THE EXERCISE
In the data below, switch each "potable water" to "tap water" and give all the lines again with everything else left as it is.

MATERIALS PROVIDED
★ ★ ★ ★ ★

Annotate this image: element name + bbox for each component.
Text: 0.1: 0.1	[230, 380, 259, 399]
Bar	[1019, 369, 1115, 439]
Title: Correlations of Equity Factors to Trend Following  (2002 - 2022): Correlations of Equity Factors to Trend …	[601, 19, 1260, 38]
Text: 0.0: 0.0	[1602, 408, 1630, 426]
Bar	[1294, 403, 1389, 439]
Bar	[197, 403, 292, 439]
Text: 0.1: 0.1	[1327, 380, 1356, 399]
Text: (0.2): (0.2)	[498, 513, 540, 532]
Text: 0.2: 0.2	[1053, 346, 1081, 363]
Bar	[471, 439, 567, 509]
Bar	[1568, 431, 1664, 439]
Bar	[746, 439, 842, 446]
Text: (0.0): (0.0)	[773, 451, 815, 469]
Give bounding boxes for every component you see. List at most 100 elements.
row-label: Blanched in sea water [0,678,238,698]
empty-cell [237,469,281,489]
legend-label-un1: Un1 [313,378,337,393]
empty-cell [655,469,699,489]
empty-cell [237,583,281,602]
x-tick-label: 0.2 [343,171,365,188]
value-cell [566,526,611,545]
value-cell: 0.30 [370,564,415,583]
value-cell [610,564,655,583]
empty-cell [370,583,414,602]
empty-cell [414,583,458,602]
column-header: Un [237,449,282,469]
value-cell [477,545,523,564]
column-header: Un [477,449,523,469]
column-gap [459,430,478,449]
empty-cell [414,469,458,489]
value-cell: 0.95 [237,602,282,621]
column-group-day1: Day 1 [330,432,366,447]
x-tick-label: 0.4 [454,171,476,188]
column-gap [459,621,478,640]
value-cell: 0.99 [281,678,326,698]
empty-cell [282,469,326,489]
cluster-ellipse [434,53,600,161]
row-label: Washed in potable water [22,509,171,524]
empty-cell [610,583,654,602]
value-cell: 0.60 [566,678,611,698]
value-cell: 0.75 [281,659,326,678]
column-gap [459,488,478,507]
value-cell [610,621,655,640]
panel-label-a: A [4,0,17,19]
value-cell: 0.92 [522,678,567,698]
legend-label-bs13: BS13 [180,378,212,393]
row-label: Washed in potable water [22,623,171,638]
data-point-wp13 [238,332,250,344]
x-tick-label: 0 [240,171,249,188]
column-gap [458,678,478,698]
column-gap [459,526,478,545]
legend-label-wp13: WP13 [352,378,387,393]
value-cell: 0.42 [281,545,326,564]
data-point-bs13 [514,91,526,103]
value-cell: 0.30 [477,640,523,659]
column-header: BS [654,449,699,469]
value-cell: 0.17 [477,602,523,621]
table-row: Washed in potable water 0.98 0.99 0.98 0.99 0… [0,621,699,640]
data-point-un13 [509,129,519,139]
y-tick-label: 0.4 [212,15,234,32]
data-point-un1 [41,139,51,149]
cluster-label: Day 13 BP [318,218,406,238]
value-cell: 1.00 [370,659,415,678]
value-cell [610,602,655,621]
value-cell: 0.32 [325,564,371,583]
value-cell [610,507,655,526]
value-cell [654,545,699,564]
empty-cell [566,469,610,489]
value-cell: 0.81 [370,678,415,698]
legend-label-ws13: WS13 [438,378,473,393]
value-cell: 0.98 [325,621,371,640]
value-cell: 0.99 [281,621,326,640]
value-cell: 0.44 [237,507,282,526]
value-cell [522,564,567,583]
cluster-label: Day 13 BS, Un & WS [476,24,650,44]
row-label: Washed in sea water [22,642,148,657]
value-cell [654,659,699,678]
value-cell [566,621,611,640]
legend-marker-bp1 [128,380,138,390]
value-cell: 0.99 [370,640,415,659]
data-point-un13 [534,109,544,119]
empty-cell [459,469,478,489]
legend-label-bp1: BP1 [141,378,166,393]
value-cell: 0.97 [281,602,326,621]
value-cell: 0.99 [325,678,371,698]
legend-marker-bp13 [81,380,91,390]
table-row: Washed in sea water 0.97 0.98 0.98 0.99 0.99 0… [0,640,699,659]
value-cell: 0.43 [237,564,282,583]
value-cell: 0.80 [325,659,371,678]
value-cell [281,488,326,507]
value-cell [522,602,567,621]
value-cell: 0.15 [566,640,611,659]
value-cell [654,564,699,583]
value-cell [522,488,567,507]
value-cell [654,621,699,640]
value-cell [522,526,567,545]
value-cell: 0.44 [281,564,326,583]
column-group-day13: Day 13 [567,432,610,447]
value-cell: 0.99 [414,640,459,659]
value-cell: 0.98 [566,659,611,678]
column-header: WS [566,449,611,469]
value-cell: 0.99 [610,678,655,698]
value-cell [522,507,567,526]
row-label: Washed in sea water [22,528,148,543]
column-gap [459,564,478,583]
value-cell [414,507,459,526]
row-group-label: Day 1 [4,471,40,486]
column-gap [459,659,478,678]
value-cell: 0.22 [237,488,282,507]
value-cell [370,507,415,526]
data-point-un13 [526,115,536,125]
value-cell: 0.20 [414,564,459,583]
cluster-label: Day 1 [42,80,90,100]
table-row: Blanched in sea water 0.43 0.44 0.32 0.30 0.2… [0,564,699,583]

★ ★ ★ ★ ★

COMPLETE OUTPUT
Annotate this image: element name + bbox for each component.
Text: 0.1: 0.1	[230, 380, 259, 399]
Bar	[1019, 369, 1115, 439]
Title: Correlations of Equity Factors to Trend Following  (2002 - 2022): Correlations of Equity Factors to Trend …	[601, 19, 1260, 38]
Text: 0.0: 0.0	[1602, 408, 1630, 426]
Bar	[1294, 403, 1389, 439]
Bar	[197, 403, 292, 439]
Text: 0.1: 0.1	[1327, 380, 1356, 399]
Text: (0.2): (0.2)	[498, 513, 540, 532]
Text: 0.2: 0.2	[1053, 346, 1081, 363]
Bar	[471, 439, 567, 509]
Bar	[1568, 431, 1664, 439]
Bar	[746, 439, 842, 446]
Text: (0.0): (0.0)	[773, 451, 815, 469]
Give bounding boxes for every component you see. List at most 100 elements.
row-label: Blanched in sea water [0,678,238,698]
empty-cell [237,469,281,489]
legend-label-un1: Un1 [313,378,337,393]
empty-cell [655,469,699,489]
empty-cell [237,583,281,602]
x-tick-label: 0.2 [343,171,365,188]
value-cell [566,526,611,545]
value-cell: 0.30 [370,564,415,583]
value-cell [610,564,655,583]
empty-cell [370,583,414,602]
empty-cell [414,583,458,602]
column-header: Un [237,449,282,469]
value-cell [477,545,523,564]
column-header: Un [477,449,523,469]
column-gap [459,430,478,449]
empty-cell [414,469,458,489]
value-cell: 0.95 [237,602,282,621]
column-group-day1: Day 1 [330,432,366,447]
x-tick-label: 0.4 [454,171,476,188]
column-gap [459,621,478,640]
value-cell: 0.99 [281,678,326,698]
empty-cell [282,469,326,489]
cluster-ellipse [434,53,600,161]
row-label: Washed in tap water [22,509,171,524]
empty-cell [610,583,654,602]
value-cell: 0.60 [566,678,611,698]
value-cell: 0.75 [281,659,326,678]
column-gap [459,488,478,507]
value-cell [610,621,655,640]
panel-label-a: A [4,0,17,19]
value-cell: 0.92 [522,678,567,698]
legend-label-bs13: BS13 [180,378,212,393]
row-label: Washed in tap water [22,623,171,638]
data-point-wp13 [238,332,250,344]
x-tick-label: 0 [240,171,249,188]
column-gap [458,678,478,698]
column-gap [459,526,478,545]
legend-label-wp13: WP13 [352,378,387,393]
value-cell: 0.42 [281,545,326,564]
data-point-bs13 [514,91,526,103]
value-cell: 0.30 [477,640,523,659]
column-header: BS [654,449,699,469]
value-cell: 0.17 [477,602,523,621]
table-row: Washed in tap water 0.98 0.99 0.98 0.99 0… [0,621,699,640]
data-point-un13 [509,129,519,139]
y-tick-label: 0.4 [212,15,234,32]
data-point-un1 [41,139,51,149]
cluster-label: Day 13 BP [318,218,406,238]
value-cell: 1.00 [370,659,415,678]
value-cell [610,602,655,621]
value-cell: 0.32 [325,564,371,583]
value-cell [610,507,655,526]
value-cell [654,545,699,564]
empty-cell [566,469,610,489]
value-cell: 0.81 [370,678,415,698]
legend-label-ws13: WS13 [438,378,473,393]
value-cell: 0.98 [325,621,371,640]
value-cell: 0.99 [281,621,326,640]
value-cell: 0.44 [237,507,282,526]
value-cell [522,564,567,583]
cluster-label: Day 13 BS, Un & WS [476,24,650,44]
row-label: Washed in sea water [22,642,148,657]
value-cell [654,659,699,678]
value-cell [566,621,611,640]
legend-marker-bp1 [128,380,138,390]
value-cell: 0.99 [370,640,415,659]
data-point-un13 [534,109,544,119]
empty-cell [459,469,478,489]
legend-label-bp1: BP1 [141,378,166,393]
value-cell: 0.97 [281,602,326,621]
value-cell: 0.99 [325,678,371,698]
legend-marker-bp13 [81,380,91,390]
table-row: Washed in sea water 0.97 0.98 0.98 0.99 0.99 0… [0,640,699,659]
value-cell: 0.43 [237,564,282,583]
value-cell: 0.80 [325,659,371,678]
value-cell [281,488,326,507]
value-cell [522,602,567,621]
value-cell: 0.15 [566,640,611,659]
value-cell [654,564,699,583]
value-cell [522,488,567,507]
value-cell [654,621,699,640]
value-cell [522,526,567,545]
value-cell: 0.44 [281,564,326,583]
column-group-day13: Day 13 [567,432,610,447]
value-cell: 0.99 [414,640,459,659]
value-cell: 0.98 [566,659,611,678]
column-header: WS [566,449,611,469]
value-cell: 0.99 [610,678,655,698]
value-cell [522,507,567,526]
row-label: Washed in sea water [22,528,148,543]
column-gap [459,564,478,583]
value-cell [414,507,459,526]
row-group-label: Day 1 [4,471,40,486]
column-gap [459,659,478,678]
value-cell: 0.22 [237,488,282,507]
value-cell [370,507,415,526]
data-point-un13 [526,115,536,125]
value-cell: 0.20 [414,564,459,583]
cluster-label: Day 1 [42,80,90,100]
table-row: Blanched in sea water 0.43 0.44 0.32 0.30 0.2… [0,564,699,583]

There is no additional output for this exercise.